-- DIRECTIONS --
Transcribe each line exactly.

[Records from a data collection]
-------------------------

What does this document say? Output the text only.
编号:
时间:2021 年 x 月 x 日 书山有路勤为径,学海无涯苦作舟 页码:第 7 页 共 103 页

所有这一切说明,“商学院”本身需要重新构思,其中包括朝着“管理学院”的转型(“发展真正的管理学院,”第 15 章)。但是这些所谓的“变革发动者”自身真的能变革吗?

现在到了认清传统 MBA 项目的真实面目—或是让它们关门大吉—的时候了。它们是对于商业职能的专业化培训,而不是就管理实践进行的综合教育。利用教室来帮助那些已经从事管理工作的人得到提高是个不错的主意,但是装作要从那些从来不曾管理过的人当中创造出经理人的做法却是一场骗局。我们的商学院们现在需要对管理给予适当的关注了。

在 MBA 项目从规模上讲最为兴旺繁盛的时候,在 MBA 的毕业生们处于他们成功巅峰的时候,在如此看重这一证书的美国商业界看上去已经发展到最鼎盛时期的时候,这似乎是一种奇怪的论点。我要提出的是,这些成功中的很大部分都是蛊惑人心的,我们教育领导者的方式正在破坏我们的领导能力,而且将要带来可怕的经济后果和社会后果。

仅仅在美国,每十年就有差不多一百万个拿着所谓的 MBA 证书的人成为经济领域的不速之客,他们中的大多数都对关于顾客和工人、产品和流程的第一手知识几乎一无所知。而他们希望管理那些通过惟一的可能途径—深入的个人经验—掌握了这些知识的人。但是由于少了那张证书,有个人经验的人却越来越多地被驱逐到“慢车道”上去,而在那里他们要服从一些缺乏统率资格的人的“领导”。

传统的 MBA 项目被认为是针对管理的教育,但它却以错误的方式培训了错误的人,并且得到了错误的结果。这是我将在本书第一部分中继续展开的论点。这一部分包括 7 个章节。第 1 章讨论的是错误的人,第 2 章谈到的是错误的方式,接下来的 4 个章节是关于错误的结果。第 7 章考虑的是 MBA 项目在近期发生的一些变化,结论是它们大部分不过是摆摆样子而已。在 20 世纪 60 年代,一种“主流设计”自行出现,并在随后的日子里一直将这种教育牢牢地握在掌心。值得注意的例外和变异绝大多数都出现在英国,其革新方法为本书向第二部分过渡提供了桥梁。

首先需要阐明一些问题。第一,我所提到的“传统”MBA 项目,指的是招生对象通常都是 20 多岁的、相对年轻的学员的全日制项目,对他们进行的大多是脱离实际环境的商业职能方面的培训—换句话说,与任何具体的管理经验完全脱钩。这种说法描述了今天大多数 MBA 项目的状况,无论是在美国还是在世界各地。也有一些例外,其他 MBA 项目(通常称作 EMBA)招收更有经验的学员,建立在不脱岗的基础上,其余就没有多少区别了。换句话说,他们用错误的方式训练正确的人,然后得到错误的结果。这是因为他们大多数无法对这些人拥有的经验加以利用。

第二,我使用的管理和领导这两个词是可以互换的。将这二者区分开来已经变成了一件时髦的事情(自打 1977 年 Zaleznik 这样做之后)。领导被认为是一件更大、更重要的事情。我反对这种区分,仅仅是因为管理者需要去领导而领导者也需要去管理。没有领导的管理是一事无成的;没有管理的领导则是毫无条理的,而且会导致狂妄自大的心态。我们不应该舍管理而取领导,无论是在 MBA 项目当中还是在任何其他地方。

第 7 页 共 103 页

-------------------------

-- THE RESULT --
What does this document say? Output the text only.
编号:
时间:2021 年 x 月 x 日 书山有路勤为径,学海无涯苦作舟 页码:第 7 页 共 103 页

所有这一切说明,“商学院”本身需要重新构思,其中包括朝着“管理学院”的转型(“发展真正的管理学院,”第 15 章)。但是这些所谓的“变革发动者”自身真的能变革吗?

现在到了认清传统 MBA 项目的真实面目—或是让它们关门大吉—的时候了。它们是对于商业职能的专业化培训,而不是就管理实践进行的综合教育。利用教室来帮助那些已经从事管理工作的人得到提高是个不错的主意,但是装作要从那些从来不曾管理过的人当中创造出经理人的做法却是一场骗局。我们的商学院们现在需要对管理给予适当的关注了。

在 MBA 项目从规模上讲最为兴旺繁盛的时候,在 MBA 的毕业生们处于他们成功巅峰的时候,在如此看重这一证书的美国商业界看上去已经发展到最鼎盛时期的时候,这似乎是一种奇怪的论点。我要提出的是,这些成功中的很大部分都是蛊惑人心的,我们教育领导者的方式正在破坏我们的领导能力,而且将要带来可怕的经济后果和社会后果。

仅仅在美国,每十年就有差不多一百万个拿着所谓的 MBA 证书的人成为经济领域的不速之客,他们中的大多数都对关于顾客和工人、产品和流程的第一手知识几乎一无所知。而他们希望管理那些通过惟一的可能途径—深入的个人经验—掌握了这些知识的人。但是由于少了那张证书,有个人经验的人却越来越多地被驱逐到“慢车道”上去,而在那里他们要服从一些缺乏统率资格的人的“领导”。

传统的 MBA 项目被认为是针对管理的教育,但它却以错误的方式培训了错误的人,并且得到了错误的结果。这是我将在本书第一部分中继续展开的论点。这一部分包括 7 个章节。第 1 章讨论的是错误的人,第 2 章谈到的是错误的方式,接下来的 4 个章节是关于错误的结果。第 7 章考虑的是 MBA 项目在近期发生的一些变化,结论是它们大部分不过是摆摆样子而已。在 20 世纪 60 年代,一种“主流设计”自行出现,并在随后的日子里一直将这种教育牢牢地握在掌心。值得注意的例外和变异绝大多数都出现在英国,其革新方法为本书向第二部分过渡提供了桥梁。

首先需要阐明一些问题。第一,我所提到的“传统”MBA 项目,指的是招生对象通常都是 20 多岁的、相对年轻的学员的全日制项目,对他们进行的大多是脱离实际环境的商业职能方面的培训—换句话说,与任何具体的管理经验完全脱钩。这种说法描述了今天大多数 MBA 项目的状况,无论是在美国还是在世界各地。也有一些例外,其他 MBA 项目(通常称作 EMBA)招收更有经验的学员,建立在不脱岗的基础上,其余就没有多少区别了。换句话说,他们用错误的方式训练正确的人,然后得到错误的结果。这是因为他们大多数无法对这些人拥有的经验加以利用。

第二,我使用的管理和领导这两个词是可以互换的。将这二者区分开来已经变成了一件时髦的事情(自打 1977 年 Zaleznik 这样做之后)。领导被认为是一件更大、更重要的事情。我反对这种区分,仅仅是因为管理者需要去领导而领导者也需要去管理。没有领导的管理是一事无成的;没有管理的领导则是毫无条理的,而且会导致狂妄自大的心态。我们不应该舍管理而取领导,无论是在 MBA 项目当中还是在任何其他地方。

第 7 页 共 103 页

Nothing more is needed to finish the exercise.